**Исходный отрывок**
━━━━
Страшная судьба! Всю жизнь работал как вол, а в награду получал палки и надругательства; он умер — и потомки его осмеяли! Это был мученик российской словесности… Радищев верил, что еще придет время, когда «Тредиаковского выроют из поросшей мхом забвения могилы… найдутся добрые стихи и будут в пример поставляемы!» Никто не требует восхищаться поэзией Тредиаковского, но мы должны уважать человека, который, даже оболганный, всеми отвергнутый, унижаемый страхом и подачками, все-таки не отложил пера в сторону…

Нет, он продолжал свое дело.

И он пережил всех «императрикс»!

Дуб Морица Саксонского

Я хотел было начать с рассуждений о пьесе Эжена Скриба «Андриенна Лекуврер», которая пришла на русскую сцену с Элизой Рашель в заглавной роли, но потом передумал, решив начать с того, о чем мало извещен наш читатель…

Если забраться в самую гущу лесов Курляндии, то севернее речной долины Абавы мы выйдем к озеру Усмас, в котором есть райский островок Морицсала, еще в 1910 году объявленный заповедником. Посреди же острова, среди многих дерев, не ведавших топора, издревле растет дуб, возраст которого перевалил уже за 700 лет, а внутри дуба столь громадное дупло, что в нем легко умещаются десять человек. Местные жители называют этого великана «дубом Морица».

Не стану восторгаться деревом — пусть оно живет хоть тысячу лет; я поведаю о Морице Саксонском, который в 1727 году прятался в дупле этого дуба. Надеюсь, читателю интересно — от кого же он прятался в этой курляндской глухомани?
━━━━
**Задания к упражнению**
(A) Перескажите в виде краткого списка абзац отрывка, который начинается словами «Если забраться в самую гущу лесов Курляндии», сохранив его основные факты.
(B) В каком году, согласно отрывку, Мориц Саксонский прятался в дупле дуба?
Приведённые далее строки — самостоятельный материал, не связанный с отрывком.
━━━━
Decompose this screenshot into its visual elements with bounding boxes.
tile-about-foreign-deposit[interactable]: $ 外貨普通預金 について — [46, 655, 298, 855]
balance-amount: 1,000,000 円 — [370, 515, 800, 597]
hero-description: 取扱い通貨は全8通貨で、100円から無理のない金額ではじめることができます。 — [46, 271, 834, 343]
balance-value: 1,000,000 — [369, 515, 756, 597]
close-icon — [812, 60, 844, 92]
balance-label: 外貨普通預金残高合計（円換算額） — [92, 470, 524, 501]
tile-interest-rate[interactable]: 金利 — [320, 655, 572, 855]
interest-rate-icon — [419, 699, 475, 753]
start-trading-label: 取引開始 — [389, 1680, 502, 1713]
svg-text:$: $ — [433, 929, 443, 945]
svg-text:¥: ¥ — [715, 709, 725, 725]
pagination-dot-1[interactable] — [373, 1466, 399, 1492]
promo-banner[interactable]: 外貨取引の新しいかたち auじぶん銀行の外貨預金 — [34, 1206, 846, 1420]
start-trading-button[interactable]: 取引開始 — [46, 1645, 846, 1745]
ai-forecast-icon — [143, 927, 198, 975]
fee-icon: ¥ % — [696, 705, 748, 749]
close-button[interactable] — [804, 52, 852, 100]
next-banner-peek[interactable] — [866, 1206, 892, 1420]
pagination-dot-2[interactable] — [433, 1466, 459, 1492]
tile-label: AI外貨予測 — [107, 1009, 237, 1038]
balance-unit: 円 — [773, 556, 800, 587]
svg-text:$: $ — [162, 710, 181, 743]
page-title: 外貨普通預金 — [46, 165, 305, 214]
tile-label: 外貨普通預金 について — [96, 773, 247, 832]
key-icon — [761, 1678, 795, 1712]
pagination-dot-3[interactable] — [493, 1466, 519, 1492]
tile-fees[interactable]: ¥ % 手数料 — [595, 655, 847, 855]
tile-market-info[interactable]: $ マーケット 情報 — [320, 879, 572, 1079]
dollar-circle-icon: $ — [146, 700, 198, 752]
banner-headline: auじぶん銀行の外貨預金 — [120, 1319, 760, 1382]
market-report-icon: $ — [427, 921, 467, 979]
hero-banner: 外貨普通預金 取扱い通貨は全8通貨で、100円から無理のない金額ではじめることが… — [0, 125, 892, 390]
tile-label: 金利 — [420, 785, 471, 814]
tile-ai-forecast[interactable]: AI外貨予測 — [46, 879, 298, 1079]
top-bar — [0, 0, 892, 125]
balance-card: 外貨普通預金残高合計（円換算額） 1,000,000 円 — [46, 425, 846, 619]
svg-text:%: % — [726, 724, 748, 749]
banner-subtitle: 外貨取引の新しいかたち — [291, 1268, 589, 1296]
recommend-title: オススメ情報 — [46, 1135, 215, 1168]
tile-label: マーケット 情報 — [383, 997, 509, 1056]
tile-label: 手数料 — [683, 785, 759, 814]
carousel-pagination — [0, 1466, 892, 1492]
━━━━
**Ответы к упражнению**
(A)
- Остров Морицсала лежит на озере Усмас в глуши курляндских лесов, севернее речной долины Абавы.
- В 1910 году остров объявили заповедником.
- Посреди острова, среди нетронутых топором деревьев, растёт дуб старше 700 лет.
- В дупле дуба легко помещаются десять человек.
- Местные жители называют дерево «дубом Морица».

(B) В 1727 году.